**Set task**
Copy out the lines below word for word, starting with the line that contains "List each element" and going on through the line that contains "X-axis label: Graphe". Leave the picture out of your copy.

**Records to process**
----

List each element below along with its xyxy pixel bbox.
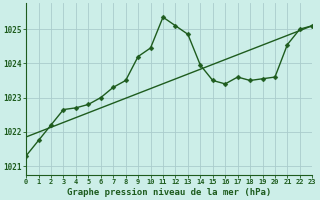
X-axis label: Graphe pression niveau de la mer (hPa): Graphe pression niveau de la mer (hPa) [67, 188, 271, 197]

----

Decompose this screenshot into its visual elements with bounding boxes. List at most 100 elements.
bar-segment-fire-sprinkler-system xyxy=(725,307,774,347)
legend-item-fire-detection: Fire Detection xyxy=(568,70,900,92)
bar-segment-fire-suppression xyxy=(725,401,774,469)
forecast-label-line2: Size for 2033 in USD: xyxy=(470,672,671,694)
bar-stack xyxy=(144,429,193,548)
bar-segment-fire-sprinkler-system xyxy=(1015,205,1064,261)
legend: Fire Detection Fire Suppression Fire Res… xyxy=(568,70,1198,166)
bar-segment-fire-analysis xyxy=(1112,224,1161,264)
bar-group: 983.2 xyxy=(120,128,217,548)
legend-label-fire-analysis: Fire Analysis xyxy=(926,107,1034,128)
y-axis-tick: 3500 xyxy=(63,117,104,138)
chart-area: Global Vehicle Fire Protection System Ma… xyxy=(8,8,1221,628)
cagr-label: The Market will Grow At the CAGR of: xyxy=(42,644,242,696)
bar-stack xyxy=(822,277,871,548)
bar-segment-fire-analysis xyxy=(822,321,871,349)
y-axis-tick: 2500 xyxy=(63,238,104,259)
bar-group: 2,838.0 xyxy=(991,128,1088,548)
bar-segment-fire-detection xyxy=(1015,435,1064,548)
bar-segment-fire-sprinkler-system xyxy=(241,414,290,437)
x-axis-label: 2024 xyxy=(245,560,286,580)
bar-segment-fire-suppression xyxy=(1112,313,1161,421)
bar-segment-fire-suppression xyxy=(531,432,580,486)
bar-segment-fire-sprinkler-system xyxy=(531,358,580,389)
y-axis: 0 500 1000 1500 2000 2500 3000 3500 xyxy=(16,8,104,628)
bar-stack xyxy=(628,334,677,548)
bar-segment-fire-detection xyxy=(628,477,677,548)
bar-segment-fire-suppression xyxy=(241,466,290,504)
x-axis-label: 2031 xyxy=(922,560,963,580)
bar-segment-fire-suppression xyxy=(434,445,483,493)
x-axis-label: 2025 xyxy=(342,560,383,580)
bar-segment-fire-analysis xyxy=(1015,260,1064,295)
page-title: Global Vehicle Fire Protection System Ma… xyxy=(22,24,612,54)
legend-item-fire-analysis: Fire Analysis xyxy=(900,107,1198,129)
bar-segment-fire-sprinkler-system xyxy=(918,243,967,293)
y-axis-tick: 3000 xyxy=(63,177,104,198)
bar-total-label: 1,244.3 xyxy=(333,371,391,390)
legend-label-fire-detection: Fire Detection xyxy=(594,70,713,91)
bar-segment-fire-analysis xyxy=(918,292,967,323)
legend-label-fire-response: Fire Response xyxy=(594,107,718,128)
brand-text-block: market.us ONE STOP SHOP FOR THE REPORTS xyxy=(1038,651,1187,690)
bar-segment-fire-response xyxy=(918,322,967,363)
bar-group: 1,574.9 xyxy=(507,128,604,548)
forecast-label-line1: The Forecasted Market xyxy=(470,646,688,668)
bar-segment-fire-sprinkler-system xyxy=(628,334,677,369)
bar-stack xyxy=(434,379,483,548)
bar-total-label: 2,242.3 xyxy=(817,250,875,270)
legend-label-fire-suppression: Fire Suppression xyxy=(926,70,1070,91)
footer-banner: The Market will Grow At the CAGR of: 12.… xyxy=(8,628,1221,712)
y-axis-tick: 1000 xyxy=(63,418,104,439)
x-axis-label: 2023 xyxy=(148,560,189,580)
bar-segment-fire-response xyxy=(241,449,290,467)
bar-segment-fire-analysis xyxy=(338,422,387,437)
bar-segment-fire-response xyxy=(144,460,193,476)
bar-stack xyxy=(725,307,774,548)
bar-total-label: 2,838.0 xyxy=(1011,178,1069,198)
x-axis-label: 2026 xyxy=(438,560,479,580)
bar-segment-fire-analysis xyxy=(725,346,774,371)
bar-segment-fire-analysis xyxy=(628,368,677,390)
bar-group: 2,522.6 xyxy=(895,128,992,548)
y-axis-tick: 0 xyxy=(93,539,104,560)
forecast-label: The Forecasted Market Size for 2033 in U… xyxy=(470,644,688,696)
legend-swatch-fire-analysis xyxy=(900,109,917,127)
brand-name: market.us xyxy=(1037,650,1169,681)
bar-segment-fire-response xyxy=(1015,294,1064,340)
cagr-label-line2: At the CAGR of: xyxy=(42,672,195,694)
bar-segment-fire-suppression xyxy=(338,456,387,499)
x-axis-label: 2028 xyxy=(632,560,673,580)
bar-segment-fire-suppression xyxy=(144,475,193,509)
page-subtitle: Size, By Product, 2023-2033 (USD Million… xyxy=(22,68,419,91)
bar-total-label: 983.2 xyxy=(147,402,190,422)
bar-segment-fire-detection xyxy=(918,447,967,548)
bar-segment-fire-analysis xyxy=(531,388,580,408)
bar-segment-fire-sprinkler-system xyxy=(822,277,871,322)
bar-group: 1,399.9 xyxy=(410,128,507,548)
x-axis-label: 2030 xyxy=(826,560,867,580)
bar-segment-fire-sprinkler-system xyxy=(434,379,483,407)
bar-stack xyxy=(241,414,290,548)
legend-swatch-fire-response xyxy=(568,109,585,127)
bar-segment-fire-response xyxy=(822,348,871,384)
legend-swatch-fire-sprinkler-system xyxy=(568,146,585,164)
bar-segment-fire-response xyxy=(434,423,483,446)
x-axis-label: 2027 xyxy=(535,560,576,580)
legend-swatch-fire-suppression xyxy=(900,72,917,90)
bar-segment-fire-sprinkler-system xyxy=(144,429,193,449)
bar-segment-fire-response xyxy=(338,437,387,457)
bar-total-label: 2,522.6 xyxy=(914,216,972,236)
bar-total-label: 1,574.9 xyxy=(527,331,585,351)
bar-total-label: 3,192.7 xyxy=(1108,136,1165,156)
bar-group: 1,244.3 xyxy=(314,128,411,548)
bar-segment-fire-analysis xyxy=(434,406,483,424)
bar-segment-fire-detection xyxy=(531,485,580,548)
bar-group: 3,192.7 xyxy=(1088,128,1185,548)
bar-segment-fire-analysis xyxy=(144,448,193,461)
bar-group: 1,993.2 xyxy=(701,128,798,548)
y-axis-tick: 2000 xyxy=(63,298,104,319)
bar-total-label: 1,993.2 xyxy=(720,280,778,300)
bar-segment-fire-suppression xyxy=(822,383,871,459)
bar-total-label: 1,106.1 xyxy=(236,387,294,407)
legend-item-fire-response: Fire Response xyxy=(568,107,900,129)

----

**Complete response**
List each element below along with its xyxy pixel bbox.
X-axis label: Graphe pression niveau de la mer (hPa): Graphe pression niveau de la mer (hPa) [67, 188, 271, 197]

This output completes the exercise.